__DOCUMENT SEGMENT__.
____________________
Question: Hi, if I use Eudora from off campus are my password and email transfers safe?

Answer: If you are running IMAP or POP over SSL, which we support on mailserv, yes. The important part is protecting your password, which you only use when reading your email, so you need the SSL connection only when reading your mail. Note that "mail transfers," either sending or receiving, are not high-security in any case. Having an SSL connection for this part doesn't help a whole lot, because the mail will be transferred unencrypted from mail server to server, and will sit on the disk unencrypted. So either don't worry about it (for most mail), or encrypt the mail yourself using PGP, GPG, or some other public-key program.

Bob Goldstein, ACCC Systems

Turning SSL on in Eudora: If you only have one "Persona" (account), then use Tools -> Options -> Checking Mail, then select Required Alternate Port from the dropdown list in the Secure Sockets When Receiving box on the right, then click OK.

If you have more than one Persona, then click the Persona tag (in the pane with the Mailboxes tab), right-click on the Persona for which you want to use SSL, click Properties, the Incoming Mail tab, and again select Secure Sockets When Receiving.

It would be nice if the Last SSL Info button would tell you whether SSL was turned on, but it doesn't. You can tell by clicking on the spinning ying-yang when your email is being downloaded. This opens the Task Status window showing the progress of the download and it'll say SSL while the mail is downloading. (Look fast!)

In Outlook: The ACCC doesn't support Outlook for email, but here's a hint. It's an option on your Mail account, SMTP tab, Server Requires Authentication. How you get there depends on what type of Windows and Outlook you're using.

 
     
Editing PDFs
 

Question: I have a PDF form that I need to edit. It was composed in Word and the form fields were created using Acrobat 5.0. Now I want to add/insert a line of text and form fields about three-fourths down the page. I've been unable to find instructions on how to do this in the Acrobat online help (I looked under "insert," "move," etc.). Is there a way that I can edit the lower portion of the form without starting over? Thanks.
____________________
__RECORDS__.
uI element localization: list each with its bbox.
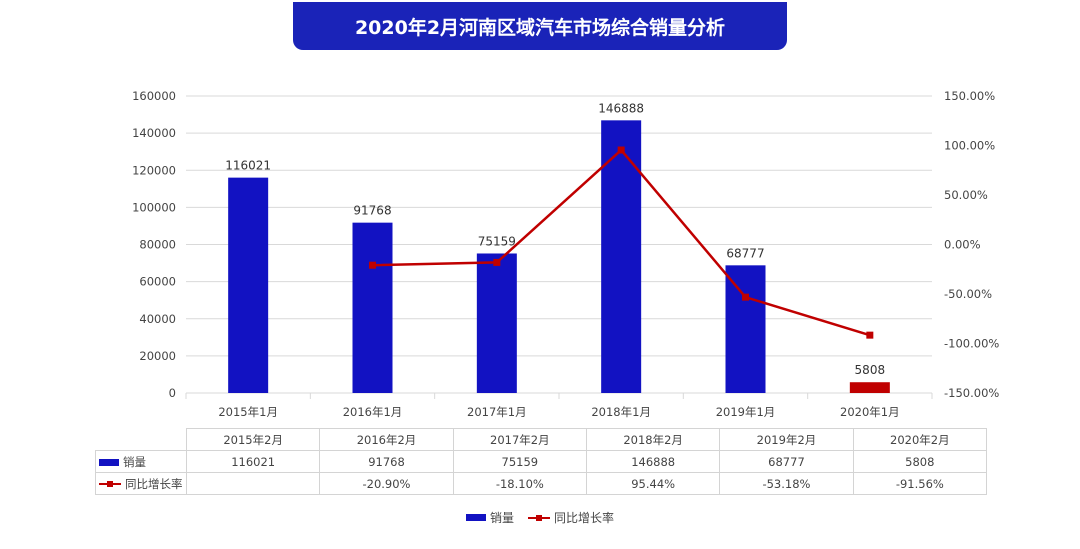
y-left-tick-label: 120000 [132, 163, 176, 177]
table-cell: -53.18% [719, 472, 854, 495]
table-header-cell: 2016年2月 [319, 428, 454, 451]
data-table: 2015年2月 2016年2月 2017年2月 2018年2月 2019年2月 … [95, 428, 988, 495]
title-banner: 2020年2月河南区域汽车市场综合销量分析 [293, 2, 787, 50]
bar [849, 382, 890, 393]
x-tick-label: 2017年1月 [467, 405, 527, 419]
y-left-tick-label: 40000 [139, 312, 176, 326]
y-right-tick-label: 50.00% [944, 188, 988, 202]
bar [352, 222, 393, 393]
table-cell: 116021 [185, 450, 321, 473]
legend-label: 销量 [489, 511, 514, 525]
table-cell: 75159 [452, 450, 587, 473]
x-tick-label: 2019年1月 [716, 405, 776, 419]
line-swatch-icon [99, 480, 121, 488]
table-corner [95, 428, 187, 451]
table-cell: -91.56% [852, 472, 988, 495]
table-header-cell: 2019年2月 [719, 428, 854, 451]
table-row-sales: 销量 116021 91768 75159 146888 68777 5808 [95, 450, 988, 473]
table-row-label: 销量 [95, 450, 187, 473]
y-left-tick-label: 100000 [132, 200, 176, 214]
table-cell [185, 472, 321, 495]
legend-item-sales: 销量 [465, 509, 514, 526]
bar [725, 265, 766, 393]
y-left-tick-label: 140000 [132, 126, 176, 140]
y-right-tick-label: -50.00% [944, 287, 992, 301]
x-tick-label: 2018年1月 [591, 405, 651, 419]
y-right-tick-label: 0.00% [944, 238, 981, 252]
growth-point [369, 261, 376, 269]
table-header-cell: 2018年2月 [585, 428, 721, 451]
y-right-tick-label: -100.00% [944, 337, 999, 351]
bar [476, 253, 517, 393]
growth-point [493, 258, 501, 266]
bar-data-label: 5808 [855, 363, 886, 377]
y-left-tick-label: 20000 [139, 349, 176, 363]
y-right-tick-label: 150.00% [944, 89, 995, 103]
table-header-cell: 2020年2月 [852, 428, 988, 451]
table-header-cell: 2017年2月 [452, 428, 587, 451]
y-right-tick-label: 100.00% [944, 139, 995, 153]
growth-point [617, 146, 625, 154]
bar [228, 177, 269, 393]
bar-data-label: 116021 [225, 159, 271, 173]
x-tick-label: 2016年1月 [343, 405, 403, 419]
legend: 销量 同比增长率 [0, 509, 1080, 526]
legend-label: 同比增长率 [554, 511, 615, 525]
table-cell: -20.90% [319, 472, 454, 495]
x-tick-label: 2015年1月 [218, 405, 278, 419]
y-left-tick-label: 0 [169, 386, 176, 400]
table-row-growth: 同比增长率 -20.90% -18.10% 95.44% -53.18% -91… [95, 472, 988, 495]
line-swatch-icon [528, 514, 550, 522]
legend-item-growth: 同比增长率 [528, 509, 614, 526]
table-cell: 95.44% [585, 472, 721, 495]
bar-data-label: 68777 [726, 246, 764, 260]
table-cell: -18.10% [452, 472, 587, 495]
growth-point [866, 331, 874, 339]
bar-data-label: 146888 [598, 101, 644, 115]
x-tick-label: 2020年1月 [840, 405, 900, 419]
bar-swatch-icon [99, 458, 119, 466]
table-cell: 91768 [319, 450, 454, 473]
table-header-cell: 2015年2月 [185, 428, 321, 451]
y-left-tick-label: 80000 [139, 238, 176, 252]
y-left-tick-label: 60000 [139, 275, 176, 289]
bar-data-label: 75159 [478, 234, 516, 248]
bar-swatch-icon [465, 514, 486, 521]
bar-data-label: 91768 [353, 204, 391, 218]
table-cell: 68777 [719, 450, 854, 473]
y-left-tick-label: 160000 [132, 89, 176, 103]
table-row-label: 同比增长率 [95, 472, 187, 495]
table-cell: 5808 [852, 450, 988, 473]
y-right-tick-label: -150.00% [944, 386, 999, 400]
table-header-row: 2015年2月 2016年2月 2017年2月 2018年2月 2019年2月 … [95, 428, 988, 451]
chart-title: 2020年2月河南区域汽车市场综合销量分析 [354, 16, 726, 39]
growth-point [742, 293, 749, 301]
table-cell: 146888 [585, 450, 721, 473]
____________________
__TO BE DONE__.
1. Do these statements agree with the computing help text? For each, answer yes or no and quote the words from the text that decide it. (a) An SSL connection is needed only when reading mail. (b) The Last SSL Info button shows whether SSL is turned on. (c) The ACCC supports Outlook for email.
2. Write the next part of the computing help text, picking up after its final sentence.

__THE RESULTS__.
1.
(a) Yes: "you need the SSL connection only when reading your mail."
(b) No: "It would be nice if the Last SSL Info button would tell you whether SSL was turned on, but it doesn't."
(c) No: "The ACCC doesn't support Outlook for email"

2.
Answer: Acrobat Advanced Editing Tips

To move printable items (text, lines, images), you use the arrow tool ("touch-up-object tool"), which is by default hidden behind the open-T tool ("touch-up-text tool"). You can move things by dragging or with the cursor keys (hold down Control to move them faster). When working with multiple pages, to move an object from one page to another, select it, then cut it (Control-X), move to the target page and paste (Control-V), then move it to the desired location (it will be exactly where it was on the source page). To select and move multiple items at once, you can hold Control down while clicking them or drag a rectangle over them. Warning: there are often invisible background objects (and objects often include other objects, especially after optimizing the document), so you might be selecting or moving too much.

To move form fields, use the form tool itself. While it is active, you can also duplicate (copy and paste) form fields for faster form creation.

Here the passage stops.